*What to do:*
Copy out each line of the data that holds the word "Nueva".

*Data for the task:*

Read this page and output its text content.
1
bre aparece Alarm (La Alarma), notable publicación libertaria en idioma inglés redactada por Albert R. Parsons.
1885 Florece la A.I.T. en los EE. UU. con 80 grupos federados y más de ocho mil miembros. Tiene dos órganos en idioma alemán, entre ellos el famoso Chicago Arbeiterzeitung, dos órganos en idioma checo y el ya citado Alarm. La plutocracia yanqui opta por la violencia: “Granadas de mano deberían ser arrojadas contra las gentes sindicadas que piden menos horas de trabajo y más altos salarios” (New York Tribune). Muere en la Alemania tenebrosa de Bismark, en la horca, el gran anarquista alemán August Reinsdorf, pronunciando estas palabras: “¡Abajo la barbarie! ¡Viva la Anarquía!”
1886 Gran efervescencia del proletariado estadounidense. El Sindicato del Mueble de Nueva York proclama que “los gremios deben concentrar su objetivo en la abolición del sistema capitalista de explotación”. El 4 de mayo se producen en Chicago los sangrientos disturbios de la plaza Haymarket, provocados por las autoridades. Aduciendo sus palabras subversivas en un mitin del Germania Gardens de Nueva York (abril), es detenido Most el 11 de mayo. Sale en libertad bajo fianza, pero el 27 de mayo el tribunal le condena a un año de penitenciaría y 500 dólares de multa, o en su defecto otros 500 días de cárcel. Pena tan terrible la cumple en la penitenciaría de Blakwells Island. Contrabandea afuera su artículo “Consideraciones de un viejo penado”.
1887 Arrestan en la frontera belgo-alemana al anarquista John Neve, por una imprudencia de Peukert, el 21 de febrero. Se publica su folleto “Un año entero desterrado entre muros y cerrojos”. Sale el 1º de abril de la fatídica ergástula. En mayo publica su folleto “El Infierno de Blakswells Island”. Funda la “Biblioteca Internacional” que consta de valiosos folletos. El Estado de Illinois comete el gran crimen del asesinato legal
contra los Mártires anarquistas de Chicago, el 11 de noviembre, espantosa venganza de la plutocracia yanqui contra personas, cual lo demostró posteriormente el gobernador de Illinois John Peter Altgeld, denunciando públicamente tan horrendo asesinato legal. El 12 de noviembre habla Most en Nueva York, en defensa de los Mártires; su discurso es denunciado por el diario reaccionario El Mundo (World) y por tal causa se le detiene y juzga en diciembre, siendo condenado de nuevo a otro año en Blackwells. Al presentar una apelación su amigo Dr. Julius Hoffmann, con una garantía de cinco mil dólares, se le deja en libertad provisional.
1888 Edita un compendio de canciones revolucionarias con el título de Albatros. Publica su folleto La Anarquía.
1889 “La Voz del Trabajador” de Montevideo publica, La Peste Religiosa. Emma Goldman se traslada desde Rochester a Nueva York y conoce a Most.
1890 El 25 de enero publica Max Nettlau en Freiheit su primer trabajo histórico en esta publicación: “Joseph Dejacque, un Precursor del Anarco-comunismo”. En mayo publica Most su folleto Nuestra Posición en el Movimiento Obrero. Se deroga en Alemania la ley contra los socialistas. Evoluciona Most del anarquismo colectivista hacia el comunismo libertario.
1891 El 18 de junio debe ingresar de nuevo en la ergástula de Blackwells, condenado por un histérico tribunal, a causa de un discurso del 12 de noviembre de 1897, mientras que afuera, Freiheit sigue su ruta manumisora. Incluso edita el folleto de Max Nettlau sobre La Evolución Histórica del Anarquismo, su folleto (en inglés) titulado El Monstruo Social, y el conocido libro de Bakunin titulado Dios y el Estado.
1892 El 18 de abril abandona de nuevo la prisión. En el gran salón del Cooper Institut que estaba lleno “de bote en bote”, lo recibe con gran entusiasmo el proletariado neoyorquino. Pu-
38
==
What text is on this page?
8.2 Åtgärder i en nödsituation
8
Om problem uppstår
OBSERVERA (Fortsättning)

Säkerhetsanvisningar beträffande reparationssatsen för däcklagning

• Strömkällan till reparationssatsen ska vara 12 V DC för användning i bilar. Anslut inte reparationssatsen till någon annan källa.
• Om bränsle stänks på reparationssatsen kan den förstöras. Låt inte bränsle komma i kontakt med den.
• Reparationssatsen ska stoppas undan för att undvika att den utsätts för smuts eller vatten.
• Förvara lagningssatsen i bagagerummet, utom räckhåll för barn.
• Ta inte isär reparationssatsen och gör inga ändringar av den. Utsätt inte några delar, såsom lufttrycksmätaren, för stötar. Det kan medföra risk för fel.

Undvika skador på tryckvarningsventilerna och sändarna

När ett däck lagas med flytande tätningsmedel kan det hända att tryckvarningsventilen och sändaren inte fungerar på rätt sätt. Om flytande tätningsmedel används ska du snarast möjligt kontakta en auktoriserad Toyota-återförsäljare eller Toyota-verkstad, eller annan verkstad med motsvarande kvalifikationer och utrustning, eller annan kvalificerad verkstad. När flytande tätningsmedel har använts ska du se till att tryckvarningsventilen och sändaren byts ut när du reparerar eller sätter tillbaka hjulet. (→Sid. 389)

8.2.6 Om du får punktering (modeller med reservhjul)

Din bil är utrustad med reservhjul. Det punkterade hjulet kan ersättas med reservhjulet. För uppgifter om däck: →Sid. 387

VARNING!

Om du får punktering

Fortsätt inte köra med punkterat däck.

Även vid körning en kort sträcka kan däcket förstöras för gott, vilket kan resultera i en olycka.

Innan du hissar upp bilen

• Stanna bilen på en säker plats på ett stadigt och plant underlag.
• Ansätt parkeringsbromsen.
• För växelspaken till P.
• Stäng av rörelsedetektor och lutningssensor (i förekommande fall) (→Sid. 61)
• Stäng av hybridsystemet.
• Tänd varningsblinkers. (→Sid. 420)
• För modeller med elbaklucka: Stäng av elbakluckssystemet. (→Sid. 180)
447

*Task solution:*
1886 Gran efervescencia del proletariado estadounidense. El Sindicato del Mueble de Nueva York proclama que “los gremios deben concentrar su objetivo en la abolición del sistema capitalista de explotación”. El 4 de mayo se producen en Chicago los sangrientos disturbios de la plaza Haymarket, provocados por las autoridades. Aduciendo sus palabras subversivas en un mitin del Germania Gardens de Nueva York (abril), es detenido Most el 11 de mayo. Sale en libertad bajo fianza, pero el 27 de mayo el tribunal le condena a un año de penitenciaría y 500 dólares de multa, o en su defecto otros 500 días de cárcel. Pena tan terrible la cumple en la penitenciaría de Blakwells Island. Contrabandea afuera su artículo “Consideraciones de un viejo penado”.
contra los Mártires anarquistas de Chicago, el 11 de noviembre, espantosa venganza de la plutocracia yanqui contra personas, cual lo demostró posteriormente el gobernador de Illinois John Peter Altgeld, denunciando públicamente tan horrendo asesinato legal. El 12 de noviembre habla Most en Nueva York, en defensa de los Mártires; su discurso es denunciado por el diario reaccionario El Mundo (World) y por tal causa se le detiene y juzga en diciembre, siendo condenado de nuevo a otro año en Blackwells. Al presentar una apelación su amigo Dr. Julius Hoffmann, con una garantía de cinco mil dólares, se le deja en libertad provisional.
1889 “La Voz del Trabajador” de Montevideo publica, La Peste Religiosa. Emma Goldman se traslada desde Rochester a Nueva York y conoce a Most.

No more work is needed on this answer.